**Written request:** Lift out each line of the data that holds "rato".
________________
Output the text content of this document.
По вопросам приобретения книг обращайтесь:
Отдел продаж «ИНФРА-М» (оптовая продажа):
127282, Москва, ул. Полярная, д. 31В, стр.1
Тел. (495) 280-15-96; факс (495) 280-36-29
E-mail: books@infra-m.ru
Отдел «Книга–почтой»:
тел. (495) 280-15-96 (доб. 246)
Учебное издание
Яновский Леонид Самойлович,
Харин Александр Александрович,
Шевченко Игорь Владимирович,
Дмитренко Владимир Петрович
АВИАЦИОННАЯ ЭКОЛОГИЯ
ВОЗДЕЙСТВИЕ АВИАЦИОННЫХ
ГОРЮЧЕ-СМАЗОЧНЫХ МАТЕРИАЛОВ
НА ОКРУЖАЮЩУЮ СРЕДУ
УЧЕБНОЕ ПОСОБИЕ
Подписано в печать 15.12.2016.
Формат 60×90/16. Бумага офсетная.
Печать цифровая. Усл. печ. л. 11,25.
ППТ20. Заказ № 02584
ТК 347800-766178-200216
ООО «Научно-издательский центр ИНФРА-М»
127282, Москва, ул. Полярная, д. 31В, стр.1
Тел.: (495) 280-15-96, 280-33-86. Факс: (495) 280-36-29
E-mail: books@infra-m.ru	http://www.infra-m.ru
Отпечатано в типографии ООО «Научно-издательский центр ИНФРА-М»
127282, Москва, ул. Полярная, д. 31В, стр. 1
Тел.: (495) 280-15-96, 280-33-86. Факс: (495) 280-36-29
________________
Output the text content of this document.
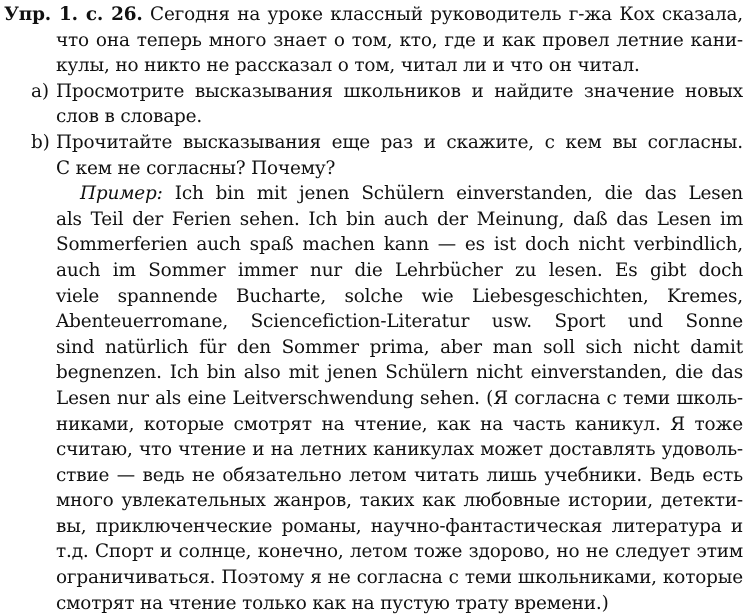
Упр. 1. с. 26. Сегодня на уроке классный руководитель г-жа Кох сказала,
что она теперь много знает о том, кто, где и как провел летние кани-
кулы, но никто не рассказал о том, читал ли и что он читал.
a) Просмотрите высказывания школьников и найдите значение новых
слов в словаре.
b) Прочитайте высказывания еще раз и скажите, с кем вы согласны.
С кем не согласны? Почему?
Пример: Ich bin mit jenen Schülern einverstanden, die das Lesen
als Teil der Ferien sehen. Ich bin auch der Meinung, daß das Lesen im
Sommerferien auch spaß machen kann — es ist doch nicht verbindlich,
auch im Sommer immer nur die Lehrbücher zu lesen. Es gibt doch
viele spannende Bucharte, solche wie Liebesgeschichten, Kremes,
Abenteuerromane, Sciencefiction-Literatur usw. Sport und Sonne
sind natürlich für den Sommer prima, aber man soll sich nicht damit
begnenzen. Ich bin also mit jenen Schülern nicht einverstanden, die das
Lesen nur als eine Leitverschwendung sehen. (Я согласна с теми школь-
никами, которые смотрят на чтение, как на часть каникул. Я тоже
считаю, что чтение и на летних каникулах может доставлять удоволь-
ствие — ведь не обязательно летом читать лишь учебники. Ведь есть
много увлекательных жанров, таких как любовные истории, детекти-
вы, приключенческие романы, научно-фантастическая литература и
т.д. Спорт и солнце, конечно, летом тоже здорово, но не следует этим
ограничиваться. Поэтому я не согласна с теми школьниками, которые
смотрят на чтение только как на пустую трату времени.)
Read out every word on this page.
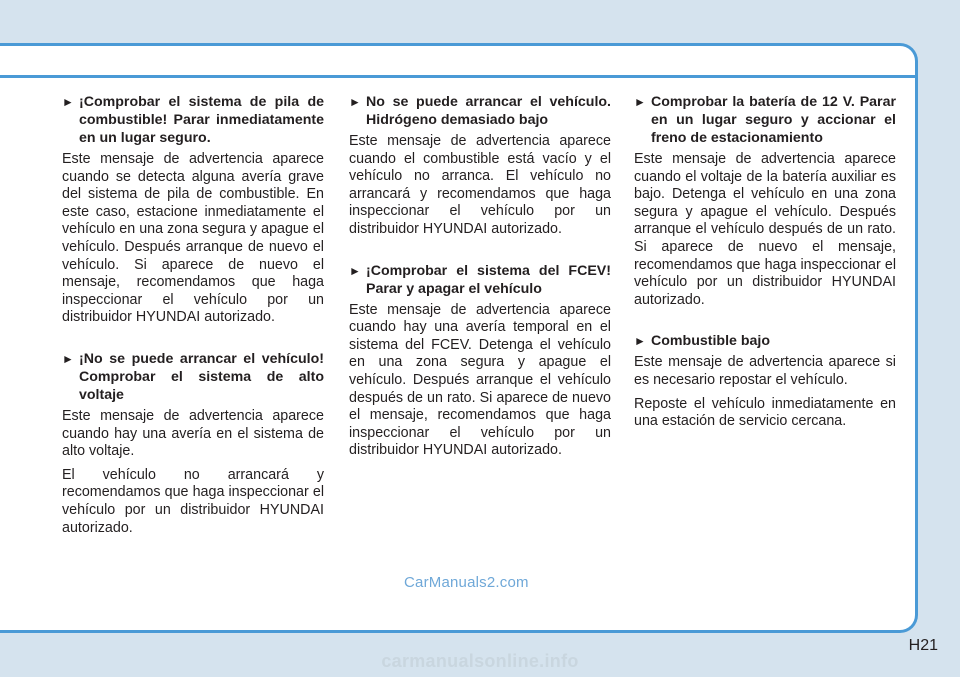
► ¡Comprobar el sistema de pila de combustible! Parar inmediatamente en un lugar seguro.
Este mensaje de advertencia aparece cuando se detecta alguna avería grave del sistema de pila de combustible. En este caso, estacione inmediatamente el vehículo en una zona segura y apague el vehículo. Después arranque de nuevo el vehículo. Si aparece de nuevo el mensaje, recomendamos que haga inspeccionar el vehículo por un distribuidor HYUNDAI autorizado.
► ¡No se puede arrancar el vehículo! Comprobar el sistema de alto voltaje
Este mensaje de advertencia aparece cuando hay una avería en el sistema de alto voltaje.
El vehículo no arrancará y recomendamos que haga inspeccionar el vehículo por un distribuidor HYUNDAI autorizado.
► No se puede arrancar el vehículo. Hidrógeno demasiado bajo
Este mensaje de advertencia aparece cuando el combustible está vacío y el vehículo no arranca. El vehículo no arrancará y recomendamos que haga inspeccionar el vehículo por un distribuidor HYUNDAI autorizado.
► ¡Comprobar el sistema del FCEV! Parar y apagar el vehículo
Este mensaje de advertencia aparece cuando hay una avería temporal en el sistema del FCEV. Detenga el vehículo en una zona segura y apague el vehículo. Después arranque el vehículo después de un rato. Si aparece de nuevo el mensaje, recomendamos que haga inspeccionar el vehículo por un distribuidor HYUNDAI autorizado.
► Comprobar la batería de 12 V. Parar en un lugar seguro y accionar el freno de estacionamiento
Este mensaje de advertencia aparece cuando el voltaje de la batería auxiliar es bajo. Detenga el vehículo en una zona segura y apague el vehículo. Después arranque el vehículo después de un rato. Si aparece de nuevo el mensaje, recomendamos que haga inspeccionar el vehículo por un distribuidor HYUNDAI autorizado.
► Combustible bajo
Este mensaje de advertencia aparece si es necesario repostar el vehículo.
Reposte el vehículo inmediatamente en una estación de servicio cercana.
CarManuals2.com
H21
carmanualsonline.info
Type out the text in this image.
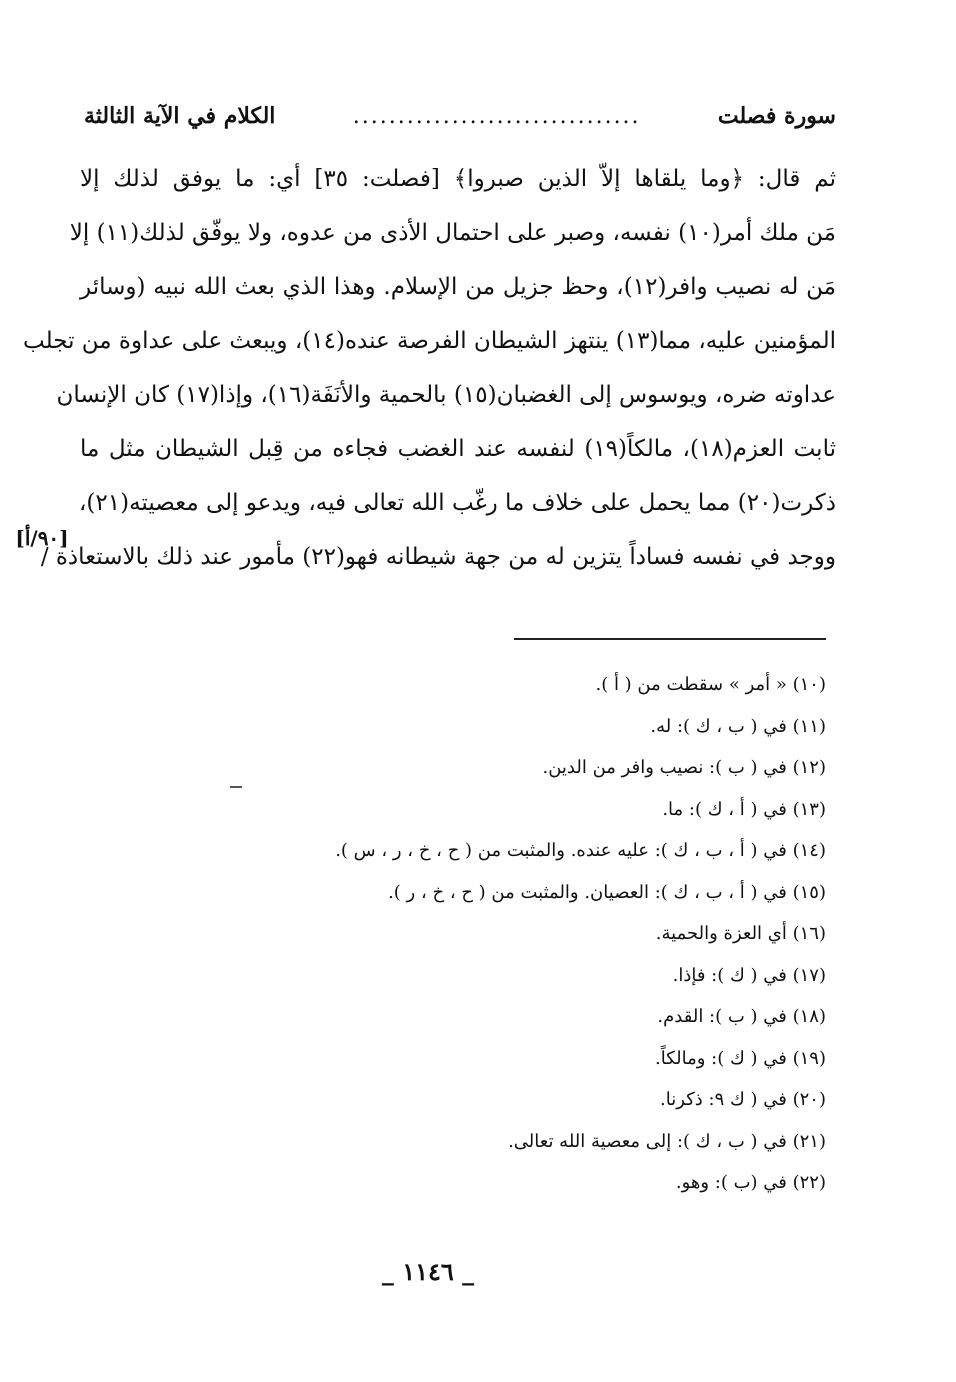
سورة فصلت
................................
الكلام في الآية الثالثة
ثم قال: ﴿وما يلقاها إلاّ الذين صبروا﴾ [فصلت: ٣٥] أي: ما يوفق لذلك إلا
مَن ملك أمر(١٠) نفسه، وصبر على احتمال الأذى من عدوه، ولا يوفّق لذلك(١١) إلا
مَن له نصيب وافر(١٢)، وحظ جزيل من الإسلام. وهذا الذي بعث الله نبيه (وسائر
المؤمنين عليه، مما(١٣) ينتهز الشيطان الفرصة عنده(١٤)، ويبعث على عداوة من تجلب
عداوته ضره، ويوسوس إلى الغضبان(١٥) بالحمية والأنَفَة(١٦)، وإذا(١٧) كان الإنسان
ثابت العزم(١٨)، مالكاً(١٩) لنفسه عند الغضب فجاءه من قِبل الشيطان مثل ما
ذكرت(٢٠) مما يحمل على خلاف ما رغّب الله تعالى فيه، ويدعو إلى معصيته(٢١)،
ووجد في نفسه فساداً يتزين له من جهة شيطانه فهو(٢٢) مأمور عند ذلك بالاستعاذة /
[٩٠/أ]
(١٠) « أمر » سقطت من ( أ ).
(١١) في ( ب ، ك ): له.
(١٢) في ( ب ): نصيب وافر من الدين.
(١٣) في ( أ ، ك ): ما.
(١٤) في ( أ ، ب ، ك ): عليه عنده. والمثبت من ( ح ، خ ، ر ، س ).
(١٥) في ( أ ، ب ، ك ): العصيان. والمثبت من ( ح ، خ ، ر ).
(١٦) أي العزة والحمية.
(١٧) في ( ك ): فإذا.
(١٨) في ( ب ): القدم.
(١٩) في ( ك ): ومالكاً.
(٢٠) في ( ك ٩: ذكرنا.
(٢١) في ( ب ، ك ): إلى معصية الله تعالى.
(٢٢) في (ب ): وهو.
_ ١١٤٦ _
________________
**Reply:**
Este mensaje de advertencia aparece cuando hay una avería temporal en el sistema del FCEV. Detenga el vehículo en una zona segura y apague el vehículo. Después arranque el vehículo después de un rato. Si aparece de nuevo el mensaje, recomendamos que haga inspeccionar el vehículo por un distribuidor HYUNDAI autorizado.
Este mensaje de advertencia aparece cuando el voltaje de la batería auxiliar es bajo. Detenga el vehículo en una zona segura y apague el vehículo. Después arranque el vehículo después de un rato. Si aparece de nuevo el mensaje, recomendamos que haga inspeccionar el vehículo por un distribuidor HYUNDAI autorizado.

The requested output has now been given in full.